-- Reading passage follows --

Francisco José Ribeiro Lopes dos Santos, known mainly as Francisco Santos (born 17 May 1962 in Luanda, Angola) is an Angolan/Portuguese multi-talented artist. He is known by many names in various industries. As a swimmer, he uses the name, Francisco Lopes Santos. In visual arts, he is known as Xesko. In poetry, he used the name Elias Karipande. In fantasy and science fiction, Francisco used the name Alan J. Banta, whose works were published in English and Portuguese.

As a sportsman, he represented Angola in swimming at the 1980 Summer Olympics (Men's 100 m Breaststroke and Men's 4 × 100 m Medley Relay).

He represented his country in other international games, including the Algiers 1978 All-Africa Games, the Moscow 1979 Seventh USSR Summer Spartakiade, and the Mexico 1979 Summer Universiade.

He was honored by the Angolan Olympic Committee in 2014 for being one of the first Angolan Olympic ambassadors.

Biography
Francisco's parents were Portuguese, and immigrated to Angola in 1959, where he grew up immersed in the African quarters (musseques) of Luanda.

Since a young age, he was dedicated to the arts and sports. He began writing at 14 and painting at 16 years old (watercolours and Chinese Ink). In that time, he had published some short stories and poems in several magazines and newspapers.

In secondary school, he was the founder and publisher of the magazine "The Bantalas" entirely dedicated to the arts (Fine Art Painting, Photograph, Prose and Poetry). He participated in a contest of Art Painting whose objective was the creation of a poster commemorative of the anniversary of the People's Movement for the Liberation of Angola (MPLA) obtaining the 1st place.

In sports, he obtained several titles of National Champion, in Swimming (consecutively from 1972 to 1980) and Chess (1977 and 1979). He also represented his nation abroad several times, being the last time in the 1980 Summer Olympics (Moscow).

Francisco abandoned politics when he moved to Portugal in 1986. In Portugal, he began a career as a musician under the name of Francis Riba, having created several musical groups, the better known being the psychedelic rock band ZEM.

From 1982 to 1999, he was involved in several musical and theatrical projects as a technician, musician, producer and director, writing several adaptations and two original pieces.

He graduated in the Soviet Union in 1986 in Chemical Engineering, where he frequented the courses of "Scientific Drawing" and "Creative Thought in Post-Modernism". In Portugal, he graduated in Data Processing, Systems Engineering and Programming. He also frequented the Courses of “Improvement in Painting Techniques for Oil Portraits”, promoted by the Fine Art-Painter Master Almaia, “Photograph and Graphic Design”, from IADE (Institute of Visual Arts, Design and Marketing), “Aesthetics and Theories of the Contemporary Art" and "Art Painting and Visual intervention”, from SNBA (National Society of Fine Arts).

-- Reading passage concluded --

Your task
Summarize the passage on Francisco Santos in three sentences. The listing is separate material unrelated to the passage on Francisco Santos.

-- Recorded information follows --

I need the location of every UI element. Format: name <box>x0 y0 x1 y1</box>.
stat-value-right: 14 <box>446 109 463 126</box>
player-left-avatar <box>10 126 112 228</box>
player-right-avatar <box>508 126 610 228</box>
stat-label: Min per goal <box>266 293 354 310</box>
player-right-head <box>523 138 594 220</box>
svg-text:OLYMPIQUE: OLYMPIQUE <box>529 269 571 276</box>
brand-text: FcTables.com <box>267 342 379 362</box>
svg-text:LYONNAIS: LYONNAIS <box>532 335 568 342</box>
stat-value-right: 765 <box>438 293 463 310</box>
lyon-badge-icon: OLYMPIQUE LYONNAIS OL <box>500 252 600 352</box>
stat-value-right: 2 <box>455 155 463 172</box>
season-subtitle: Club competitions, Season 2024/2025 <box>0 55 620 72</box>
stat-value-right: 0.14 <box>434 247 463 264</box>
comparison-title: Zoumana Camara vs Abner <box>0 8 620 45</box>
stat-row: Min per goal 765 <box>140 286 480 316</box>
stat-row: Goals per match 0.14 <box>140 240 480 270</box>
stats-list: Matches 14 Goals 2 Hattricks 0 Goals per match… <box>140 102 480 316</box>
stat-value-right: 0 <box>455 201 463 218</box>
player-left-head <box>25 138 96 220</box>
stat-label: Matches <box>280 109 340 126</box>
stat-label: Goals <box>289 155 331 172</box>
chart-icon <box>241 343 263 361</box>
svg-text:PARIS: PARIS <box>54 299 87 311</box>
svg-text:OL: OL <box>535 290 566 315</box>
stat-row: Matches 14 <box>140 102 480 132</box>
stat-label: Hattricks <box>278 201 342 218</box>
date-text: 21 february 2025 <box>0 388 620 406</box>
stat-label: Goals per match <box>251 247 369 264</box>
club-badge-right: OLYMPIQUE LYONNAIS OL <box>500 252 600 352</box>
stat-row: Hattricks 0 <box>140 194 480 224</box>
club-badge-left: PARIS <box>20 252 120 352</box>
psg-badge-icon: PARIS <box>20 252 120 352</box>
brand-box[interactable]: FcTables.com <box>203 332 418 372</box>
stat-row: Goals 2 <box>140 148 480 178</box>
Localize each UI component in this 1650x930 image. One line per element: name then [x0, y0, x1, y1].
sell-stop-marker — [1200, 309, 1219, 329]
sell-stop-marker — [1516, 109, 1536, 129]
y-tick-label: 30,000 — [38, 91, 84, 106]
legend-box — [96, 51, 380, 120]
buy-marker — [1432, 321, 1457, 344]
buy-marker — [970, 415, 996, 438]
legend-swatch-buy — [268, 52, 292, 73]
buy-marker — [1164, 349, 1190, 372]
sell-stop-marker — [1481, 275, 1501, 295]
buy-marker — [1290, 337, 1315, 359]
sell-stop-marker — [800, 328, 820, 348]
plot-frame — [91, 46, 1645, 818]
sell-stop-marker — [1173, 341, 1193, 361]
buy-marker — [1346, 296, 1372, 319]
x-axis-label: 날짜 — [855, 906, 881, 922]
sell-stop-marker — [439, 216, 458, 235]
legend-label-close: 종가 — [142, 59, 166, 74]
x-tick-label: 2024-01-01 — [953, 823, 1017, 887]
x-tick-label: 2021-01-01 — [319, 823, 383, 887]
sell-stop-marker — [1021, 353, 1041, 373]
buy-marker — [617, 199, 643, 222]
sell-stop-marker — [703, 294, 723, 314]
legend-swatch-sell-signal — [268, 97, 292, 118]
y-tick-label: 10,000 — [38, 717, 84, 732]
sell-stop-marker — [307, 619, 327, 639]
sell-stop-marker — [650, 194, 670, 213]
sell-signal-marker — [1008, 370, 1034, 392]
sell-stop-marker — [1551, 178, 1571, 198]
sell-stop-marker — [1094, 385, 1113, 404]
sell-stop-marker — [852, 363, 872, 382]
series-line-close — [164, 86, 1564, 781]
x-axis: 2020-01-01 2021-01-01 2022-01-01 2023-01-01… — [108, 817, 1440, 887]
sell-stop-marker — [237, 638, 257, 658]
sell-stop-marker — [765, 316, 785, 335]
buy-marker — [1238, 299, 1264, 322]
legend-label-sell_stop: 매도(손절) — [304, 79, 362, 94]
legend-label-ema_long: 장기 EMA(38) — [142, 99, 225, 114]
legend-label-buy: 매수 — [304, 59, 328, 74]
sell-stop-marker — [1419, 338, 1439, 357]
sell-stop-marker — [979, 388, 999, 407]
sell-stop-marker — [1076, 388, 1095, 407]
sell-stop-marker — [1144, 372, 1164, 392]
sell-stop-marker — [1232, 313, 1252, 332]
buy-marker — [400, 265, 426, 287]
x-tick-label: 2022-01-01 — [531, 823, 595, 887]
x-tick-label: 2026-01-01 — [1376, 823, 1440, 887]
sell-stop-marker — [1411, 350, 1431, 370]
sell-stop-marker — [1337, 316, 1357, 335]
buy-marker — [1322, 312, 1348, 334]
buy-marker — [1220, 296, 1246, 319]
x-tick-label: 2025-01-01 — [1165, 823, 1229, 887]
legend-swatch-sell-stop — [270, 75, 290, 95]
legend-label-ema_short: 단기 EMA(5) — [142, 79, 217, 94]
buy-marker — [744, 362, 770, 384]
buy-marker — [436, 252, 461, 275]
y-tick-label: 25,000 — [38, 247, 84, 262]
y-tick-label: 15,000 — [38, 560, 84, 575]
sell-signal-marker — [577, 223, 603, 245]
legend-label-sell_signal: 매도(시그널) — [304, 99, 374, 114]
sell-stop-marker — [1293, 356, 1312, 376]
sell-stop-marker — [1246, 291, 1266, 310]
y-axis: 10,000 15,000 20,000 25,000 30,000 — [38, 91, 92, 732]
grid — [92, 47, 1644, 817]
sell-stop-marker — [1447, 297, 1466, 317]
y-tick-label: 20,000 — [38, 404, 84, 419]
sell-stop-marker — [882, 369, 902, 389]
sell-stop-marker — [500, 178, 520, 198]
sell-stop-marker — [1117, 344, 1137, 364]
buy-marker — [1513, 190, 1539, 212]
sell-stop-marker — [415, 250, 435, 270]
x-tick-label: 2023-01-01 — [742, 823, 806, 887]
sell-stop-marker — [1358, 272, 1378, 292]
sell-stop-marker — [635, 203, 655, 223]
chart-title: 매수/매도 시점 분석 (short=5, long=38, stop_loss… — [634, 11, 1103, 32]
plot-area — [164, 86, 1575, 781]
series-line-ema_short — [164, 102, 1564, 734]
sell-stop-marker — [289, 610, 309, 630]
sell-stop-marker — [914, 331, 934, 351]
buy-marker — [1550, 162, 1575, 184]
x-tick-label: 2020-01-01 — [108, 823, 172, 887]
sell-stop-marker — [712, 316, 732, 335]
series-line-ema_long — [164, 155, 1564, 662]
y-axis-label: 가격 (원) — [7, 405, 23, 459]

-- Recorded information concluded --

Worked solution
Francisco Santos, born in Luanda in 1962 to Portuguese parents, is an Angolan/Portuguese artist who has used different names as a swimmer, visual artist, poet, and fantasy and science fiction writer. He won national titles in swimming and chess and represented Angola in swimming at the 1980 Summer Olympics. After moving to Portugal in 1986, he worked as a musician, most notably with the psychedelic rock band ZEM, and he earned degrees in both the Soviet Union and Portugal.